-- Begin THE INPUT --

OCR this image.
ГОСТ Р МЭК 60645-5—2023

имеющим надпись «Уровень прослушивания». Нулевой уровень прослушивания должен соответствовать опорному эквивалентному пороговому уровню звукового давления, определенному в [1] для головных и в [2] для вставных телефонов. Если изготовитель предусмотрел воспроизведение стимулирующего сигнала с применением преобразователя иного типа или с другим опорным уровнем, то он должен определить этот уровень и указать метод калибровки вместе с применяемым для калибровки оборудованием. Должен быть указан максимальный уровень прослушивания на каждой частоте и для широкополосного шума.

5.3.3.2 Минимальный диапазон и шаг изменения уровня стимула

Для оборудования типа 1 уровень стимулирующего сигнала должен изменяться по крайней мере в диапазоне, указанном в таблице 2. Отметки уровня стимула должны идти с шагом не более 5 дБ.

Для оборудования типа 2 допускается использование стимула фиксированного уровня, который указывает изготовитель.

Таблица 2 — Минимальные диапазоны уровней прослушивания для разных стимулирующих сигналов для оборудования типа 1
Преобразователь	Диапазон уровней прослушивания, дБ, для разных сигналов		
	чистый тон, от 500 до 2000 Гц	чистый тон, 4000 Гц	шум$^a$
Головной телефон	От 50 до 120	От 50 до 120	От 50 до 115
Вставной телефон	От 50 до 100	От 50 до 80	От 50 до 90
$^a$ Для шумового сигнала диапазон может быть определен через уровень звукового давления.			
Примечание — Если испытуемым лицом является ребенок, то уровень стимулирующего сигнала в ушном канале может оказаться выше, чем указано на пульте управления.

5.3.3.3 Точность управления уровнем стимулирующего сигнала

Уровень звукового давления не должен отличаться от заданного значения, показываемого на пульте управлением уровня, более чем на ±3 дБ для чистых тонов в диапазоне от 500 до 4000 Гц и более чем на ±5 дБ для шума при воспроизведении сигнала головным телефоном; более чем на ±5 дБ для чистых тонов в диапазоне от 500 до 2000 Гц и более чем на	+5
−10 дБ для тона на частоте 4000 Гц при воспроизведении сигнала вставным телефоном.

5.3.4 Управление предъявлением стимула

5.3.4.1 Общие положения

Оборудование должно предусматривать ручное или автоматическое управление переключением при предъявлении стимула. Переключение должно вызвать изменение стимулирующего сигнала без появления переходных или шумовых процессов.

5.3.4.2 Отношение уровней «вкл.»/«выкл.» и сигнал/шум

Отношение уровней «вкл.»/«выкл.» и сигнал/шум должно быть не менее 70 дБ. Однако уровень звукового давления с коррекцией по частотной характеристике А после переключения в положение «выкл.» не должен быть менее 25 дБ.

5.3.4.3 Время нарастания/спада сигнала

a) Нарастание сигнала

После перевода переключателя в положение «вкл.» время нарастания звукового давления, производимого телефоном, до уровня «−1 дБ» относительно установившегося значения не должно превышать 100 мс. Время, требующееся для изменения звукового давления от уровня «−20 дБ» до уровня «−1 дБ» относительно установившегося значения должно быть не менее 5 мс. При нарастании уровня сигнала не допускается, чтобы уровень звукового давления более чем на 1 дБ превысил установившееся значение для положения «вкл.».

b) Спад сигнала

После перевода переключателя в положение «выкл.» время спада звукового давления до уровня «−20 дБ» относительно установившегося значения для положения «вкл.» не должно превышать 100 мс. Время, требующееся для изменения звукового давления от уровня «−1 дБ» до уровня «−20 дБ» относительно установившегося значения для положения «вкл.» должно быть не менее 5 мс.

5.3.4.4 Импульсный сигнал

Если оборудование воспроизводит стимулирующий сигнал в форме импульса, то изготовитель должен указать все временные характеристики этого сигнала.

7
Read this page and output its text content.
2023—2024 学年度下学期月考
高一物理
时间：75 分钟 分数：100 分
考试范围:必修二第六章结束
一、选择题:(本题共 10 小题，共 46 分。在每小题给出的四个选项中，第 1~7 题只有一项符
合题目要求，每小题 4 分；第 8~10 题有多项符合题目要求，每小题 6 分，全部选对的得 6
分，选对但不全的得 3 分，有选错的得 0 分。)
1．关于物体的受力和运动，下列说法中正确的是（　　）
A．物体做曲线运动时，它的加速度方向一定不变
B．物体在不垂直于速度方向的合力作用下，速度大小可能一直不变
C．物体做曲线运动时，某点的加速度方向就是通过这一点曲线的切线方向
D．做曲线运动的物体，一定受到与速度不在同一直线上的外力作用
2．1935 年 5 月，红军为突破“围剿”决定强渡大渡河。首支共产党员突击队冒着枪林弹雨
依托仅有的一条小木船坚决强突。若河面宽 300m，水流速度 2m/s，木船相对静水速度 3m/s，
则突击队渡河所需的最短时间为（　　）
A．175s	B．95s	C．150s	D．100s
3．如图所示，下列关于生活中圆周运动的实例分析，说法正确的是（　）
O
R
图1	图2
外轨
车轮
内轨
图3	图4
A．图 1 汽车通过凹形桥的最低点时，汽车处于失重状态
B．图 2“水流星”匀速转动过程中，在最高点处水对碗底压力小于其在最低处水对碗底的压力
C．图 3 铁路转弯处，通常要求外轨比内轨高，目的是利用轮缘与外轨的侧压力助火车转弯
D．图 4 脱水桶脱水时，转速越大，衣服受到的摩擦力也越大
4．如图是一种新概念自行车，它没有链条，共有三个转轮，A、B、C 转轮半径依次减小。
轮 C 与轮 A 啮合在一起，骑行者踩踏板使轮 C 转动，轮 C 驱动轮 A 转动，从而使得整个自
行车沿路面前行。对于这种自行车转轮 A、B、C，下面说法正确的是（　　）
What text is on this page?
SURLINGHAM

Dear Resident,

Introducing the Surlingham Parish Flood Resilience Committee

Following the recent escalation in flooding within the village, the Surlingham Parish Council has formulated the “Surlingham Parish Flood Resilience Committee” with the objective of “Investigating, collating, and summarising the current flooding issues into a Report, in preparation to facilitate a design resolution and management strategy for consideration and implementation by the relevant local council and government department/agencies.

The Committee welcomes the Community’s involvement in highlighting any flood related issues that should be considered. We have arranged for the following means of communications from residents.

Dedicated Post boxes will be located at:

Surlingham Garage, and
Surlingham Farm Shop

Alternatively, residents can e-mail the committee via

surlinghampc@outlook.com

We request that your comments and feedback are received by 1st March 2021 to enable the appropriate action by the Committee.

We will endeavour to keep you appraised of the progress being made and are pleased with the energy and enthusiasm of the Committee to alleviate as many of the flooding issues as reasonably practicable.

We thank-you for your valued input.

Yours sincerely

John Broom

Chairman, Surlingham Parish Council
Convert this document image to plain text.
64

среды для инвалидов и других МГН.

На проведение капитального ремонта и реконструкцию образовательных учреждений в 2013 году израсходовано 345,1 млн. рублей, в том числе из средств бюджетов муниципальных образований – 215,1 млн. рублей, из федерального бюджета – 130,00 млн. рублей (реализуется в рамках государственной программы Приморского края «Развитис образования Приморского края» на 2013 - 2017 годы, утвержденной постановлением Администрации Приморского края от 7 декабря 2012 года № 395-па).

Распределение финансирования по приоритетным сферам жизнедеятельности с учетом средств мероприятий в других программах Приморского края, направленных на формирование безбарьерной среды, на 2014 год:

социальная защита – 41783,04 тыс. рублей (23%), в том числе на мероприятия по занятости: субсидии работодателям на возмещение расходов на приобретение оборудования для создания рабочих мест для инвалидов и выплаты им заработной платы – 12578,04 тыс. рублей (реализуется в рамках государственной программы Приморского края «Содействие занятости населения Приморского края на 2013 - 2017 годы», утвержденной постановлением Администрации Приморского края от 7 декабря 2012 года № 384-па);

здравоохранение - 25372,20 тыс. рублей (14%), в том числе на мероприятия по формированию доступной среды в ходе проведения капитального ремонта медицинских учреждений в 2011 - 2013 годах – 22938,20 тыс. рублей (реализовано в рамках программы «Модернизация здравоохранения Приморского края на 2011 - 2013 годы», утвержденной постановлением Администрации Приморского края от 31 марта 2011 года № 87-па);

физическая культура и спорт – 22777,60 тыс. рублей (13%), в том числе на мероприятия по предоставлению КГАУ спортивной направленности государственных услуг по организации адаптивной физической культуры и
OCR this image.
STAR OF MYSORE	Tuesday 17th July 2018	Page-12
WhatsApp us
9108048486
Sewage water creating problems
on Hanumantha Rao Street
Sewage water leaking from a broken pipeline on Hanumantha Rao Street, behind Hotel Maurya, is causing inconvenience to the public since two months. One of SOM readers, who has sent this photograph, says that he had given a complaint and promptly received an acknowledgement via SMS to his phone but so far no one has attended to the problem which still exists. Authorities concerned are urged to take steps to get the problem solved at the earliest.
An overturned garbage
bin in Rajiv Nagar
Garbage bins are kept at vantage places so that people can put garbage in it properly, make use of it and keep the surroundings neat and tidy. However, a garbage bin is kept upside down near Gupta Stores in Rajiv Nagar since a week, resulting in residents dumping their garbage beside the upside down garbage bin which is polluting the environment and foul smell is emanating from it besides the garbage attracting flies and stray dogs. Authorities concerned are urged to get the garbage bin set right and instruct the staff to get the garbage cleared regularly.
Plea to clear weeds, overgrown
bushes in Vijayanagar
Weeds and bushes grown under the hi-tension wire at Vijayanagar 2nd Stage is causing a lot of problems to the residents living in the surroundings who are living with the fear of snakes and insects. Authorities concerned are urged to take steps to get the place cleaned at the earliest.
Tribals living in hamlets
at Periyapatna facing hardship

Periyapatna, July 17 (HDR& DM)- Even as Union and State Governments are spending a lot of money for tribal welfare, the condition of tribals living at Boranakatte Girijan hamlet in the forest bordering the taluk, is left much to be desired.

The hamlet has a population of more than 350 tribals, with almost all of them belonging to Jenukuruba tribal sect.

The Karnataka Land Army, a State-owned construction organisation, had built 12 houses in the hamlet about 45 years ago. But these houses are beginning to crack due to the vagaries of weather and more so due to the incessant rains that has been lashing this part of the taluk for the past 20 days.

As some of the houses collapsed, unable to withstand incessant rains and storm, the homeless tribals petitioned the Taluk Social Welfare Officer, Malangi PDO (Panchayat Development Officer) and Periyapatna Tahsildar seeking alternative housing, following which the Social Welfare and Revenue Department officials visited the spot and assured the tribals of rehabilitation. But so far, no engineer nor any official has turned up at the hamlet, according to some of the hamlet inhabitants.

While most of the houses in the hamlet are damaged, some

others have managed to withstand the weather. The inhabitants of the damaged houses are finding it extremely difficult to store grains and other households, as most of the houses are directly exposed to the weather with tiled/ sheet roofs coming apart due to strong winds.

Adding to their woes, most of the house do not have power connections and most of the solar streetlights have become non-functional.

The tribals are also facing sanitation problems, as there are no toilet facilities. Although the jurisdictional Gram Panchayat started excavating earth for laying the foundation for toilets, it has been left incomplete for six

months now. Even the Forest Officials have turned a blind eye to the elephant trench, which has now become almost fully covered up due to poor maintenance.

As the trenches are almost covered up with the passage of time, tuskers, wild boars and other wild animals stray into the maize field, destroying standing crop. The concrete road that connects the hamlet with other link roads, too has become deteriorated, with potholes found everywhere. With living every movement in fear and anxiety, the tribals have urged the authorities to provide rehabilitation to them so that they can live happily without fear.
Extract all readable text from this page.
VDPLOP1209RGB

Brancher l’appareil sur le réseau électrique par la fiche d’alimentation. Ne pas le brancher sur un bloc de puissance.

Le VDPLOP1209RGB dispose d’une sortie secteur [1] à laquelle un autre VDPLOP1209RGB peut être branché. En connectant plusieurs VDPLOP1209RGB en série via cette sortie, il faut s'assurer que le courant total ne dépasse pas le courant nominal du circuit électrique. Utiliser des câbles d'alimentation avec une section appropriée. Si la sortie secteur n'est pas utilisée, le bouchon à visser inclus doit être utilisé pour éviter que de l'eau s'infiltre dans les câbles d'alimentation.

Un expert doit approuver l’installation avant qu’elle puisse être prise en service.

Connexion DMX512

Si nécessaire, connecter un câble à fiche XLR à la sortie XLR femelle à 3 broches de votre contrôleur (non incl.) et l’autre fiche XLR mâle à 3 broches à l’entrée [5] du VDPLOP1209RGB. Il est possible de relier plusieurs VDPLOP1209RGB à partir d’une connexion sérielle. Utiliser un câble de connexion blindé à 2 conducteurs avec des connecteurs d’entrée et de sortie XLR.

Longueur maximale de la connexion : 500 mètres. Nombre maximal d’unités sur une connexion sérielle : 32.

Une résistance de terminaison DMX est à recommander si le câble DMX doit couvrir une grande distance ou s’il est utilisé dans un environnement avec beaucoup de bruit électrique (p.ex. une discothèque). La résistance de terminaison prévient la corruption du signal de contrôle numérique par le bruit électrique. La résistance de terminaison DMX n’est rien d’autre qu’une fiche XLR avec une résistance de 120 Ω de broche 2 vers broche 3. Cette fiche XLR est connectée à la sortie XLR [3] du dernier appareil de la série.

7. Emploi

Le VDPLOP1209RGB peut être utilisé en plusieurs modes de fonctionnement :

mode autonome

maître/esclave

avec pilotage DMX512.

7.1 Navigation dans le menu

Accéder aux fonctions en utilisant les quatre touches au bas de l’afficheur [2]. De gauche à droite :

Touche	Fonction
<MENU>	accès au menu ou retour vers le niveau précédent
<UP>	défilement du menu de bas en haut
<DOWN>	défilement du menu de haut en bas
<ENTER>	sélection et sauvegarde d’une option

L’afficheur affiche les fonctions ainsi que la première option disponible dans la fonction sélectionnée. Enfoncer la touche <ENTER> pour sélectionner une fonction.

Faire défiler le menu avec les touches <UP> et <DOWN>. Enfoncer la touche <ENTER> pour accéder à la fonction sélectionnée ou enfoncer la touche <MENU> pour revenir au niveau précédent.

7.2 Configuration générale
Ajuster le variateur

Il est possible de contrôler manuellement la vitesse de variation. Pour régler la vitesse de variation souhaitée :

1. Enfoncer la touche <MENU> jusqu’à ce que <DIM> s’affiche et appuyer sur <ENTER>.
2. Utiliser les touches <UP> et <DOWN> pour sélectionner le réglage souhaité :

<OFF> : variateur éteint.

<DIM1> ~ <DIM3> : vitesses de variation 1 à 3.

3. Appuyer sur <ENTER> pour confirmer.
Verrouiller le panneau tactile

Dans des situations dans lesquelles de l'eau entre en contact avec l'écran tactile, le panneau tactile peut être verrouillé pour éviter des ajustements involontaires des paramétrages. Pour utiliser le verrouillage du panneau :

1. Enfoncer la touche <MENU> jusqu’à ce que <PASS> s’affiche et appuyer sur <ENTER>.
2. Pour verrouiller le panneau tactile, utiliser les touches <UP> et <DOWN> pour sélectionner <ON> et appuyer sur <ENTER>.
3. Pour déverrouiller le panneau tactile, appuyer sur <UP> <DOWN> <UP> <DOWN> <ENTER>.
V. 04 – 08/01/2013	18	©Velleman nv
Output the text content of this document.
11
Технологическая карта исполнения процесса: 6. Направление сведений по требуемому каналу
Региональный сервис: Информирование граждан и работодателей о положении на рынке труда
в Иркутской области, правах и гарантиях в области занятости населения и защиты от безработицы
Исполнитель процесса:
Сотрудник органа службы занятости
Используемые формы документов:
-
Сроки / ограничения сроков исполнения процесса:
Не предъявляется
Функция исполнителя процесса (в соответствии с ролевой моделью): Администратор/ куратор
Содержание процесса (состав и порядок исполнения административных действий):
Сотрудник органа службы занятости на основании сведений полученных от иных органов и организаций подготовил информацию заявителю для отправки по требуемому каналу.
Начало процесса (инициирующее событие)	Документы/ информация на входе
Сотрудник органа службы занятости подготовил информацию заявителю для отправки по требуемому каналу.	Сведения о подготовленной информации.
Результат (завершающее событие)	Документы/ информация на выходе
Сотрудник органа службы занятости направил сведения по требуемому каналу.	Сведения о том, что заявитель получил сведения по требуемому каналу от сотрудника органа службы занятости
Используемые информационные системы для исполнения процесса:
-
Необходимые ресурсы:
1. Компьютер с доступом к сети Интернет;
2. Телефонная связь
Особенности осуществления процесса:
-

-- End THE INPUT --

→ **EXERCISE DETAILS**
Within the listing above, find every line containing the string "more" and return it.

→ **EXPECTED ANSWER**
The hamlet has a population of more than 350 tribals, with almost all of them belonging to Jenukuruba tribal sect.
The Karnataka Land Army, a State-owned construction organisation, had built 12 houses in the hamlet about 45 years ago. But these houses are beginning to crack due to the vagaries of weather and more so due to the incessant rains that has been lashing this part of the taluk for the past 20 days.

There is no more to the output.